• **Request**: Indicate only the number of lines in the listing below in which the word "Wimmer" appears.

[Raw records]
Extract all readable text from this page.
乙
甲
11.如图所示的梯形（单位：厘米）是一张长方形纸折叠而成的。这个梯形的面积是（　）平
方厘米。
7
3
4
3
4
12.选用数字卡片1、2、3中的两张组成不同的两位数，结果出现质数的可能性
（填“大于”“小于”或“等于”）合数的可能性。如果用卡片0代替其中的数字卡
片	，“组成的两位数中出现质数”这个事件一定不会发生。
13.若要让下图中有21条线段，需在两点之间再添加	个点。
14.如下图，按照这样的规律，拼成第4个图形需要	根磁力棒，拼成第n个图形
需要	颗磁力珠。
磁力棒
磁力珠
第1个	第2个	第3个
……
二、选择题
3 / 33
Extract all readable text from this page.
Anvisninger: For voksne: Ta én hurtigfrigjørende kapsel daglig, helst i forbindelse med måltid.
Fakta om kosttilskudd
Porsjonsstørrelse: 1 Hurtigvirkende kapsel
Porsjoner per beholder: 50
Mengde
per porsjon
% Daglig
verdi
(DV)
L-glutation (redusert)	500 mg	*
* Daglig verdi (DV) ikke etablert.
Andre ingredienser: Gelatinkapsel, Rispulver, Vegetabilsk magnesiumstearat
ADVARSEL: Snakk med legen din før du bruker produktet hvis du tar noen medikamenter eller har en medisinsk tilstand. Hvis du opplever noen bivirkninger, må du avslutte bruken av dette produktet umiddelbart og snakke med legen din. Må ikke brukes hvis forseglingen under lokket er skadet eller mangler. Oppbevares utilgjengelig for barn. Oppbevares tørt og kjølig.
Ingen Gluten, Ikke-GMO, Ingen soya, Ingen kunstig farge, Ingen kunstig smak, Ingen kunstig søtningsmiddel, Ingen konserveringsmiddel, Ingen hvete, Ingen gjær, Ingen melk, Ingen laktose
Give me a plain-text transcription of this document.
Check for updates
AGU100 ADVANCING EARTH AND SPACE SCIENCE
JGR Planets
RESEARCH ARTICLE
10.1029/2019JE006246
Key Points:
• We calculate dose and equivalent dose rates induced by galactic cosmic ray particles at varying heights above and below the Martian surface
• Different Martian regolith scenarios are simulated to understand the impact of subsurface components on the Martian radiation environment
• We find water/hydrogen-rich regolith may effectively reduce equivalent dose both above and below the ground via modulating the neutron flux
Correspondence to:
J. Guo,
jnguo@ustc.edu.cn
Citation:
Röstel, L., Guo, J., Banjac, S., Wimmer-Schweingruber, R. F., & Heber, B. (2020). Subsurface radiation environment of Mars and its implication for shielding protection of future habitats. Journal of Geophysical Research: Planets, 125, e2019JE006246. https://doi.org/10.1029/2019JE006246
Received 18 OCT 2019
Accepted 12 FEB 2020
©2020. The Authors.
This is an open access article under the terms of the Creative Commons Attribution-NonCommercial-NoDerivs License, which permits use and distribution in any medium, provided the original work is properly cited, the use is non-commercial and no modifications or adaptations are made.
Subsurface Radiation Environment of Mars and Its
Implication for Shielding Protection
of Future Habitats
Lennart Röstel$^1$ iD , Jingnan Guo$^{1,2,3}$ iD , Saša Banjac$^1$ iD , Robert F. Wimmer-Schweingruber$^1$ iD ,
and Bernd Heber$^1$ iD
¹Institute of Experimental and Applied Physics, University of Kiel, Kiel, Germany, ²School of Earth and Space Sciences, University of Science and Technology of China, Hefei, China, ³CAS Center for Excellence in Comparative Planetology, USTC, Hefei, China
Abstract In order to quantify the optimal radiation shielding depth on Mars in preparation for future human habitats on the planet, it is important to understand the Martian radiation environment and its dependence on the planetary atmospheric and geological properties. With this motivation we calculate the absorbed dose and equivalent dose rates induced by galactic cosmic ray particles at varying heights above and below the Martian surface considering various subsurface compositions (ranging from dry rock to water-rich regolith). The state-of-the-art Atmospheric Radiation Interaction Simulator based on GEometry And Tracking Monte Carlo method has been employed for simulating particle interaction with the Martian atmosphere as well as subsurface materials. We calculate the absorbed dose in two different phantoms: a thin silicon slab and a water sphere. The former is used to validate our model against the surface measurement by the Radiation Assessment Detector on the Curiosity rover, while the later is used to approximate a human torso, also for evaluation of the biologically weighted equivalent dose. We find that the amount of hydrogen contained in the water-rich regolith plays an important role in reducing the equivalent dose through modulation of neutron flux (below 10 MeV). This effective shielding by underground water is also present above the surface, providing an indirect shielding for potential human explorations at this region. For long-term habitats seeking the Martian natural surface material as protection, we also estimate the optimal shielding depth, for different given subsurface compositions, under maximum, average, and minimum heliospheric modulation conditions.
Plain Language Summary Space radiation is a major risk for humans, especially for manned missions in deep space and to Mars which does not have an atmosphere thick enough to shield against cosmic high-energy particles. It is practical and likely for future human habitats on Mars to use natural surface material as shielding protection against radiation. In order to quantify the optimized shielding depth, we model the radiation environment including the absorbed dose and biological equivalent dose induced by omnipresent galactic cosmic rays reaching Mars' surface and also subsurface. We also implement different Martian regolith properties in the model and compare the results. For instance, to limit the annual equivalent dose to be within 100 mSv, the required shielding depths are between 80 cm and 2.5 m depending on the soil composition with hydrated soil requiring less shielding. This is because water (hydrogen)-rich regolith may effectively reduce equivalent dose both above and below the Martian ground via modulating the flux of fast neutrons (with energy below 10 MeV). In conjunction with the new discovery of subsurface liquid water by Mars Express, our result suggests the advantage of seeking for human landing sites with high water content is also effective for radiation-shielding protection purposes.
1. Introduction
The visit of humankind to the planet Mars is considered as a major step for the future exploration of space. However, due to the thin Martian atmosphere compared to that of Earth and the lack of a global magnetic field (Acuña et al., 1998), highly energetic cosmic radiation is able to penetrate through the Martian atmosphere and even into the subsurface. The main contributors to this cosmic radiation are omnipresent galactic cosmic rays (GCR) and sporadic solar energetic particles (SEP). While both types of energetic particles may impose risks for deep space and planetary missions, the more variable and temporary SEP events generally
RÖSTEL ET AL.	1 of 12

• **Solution to the exercise**: 2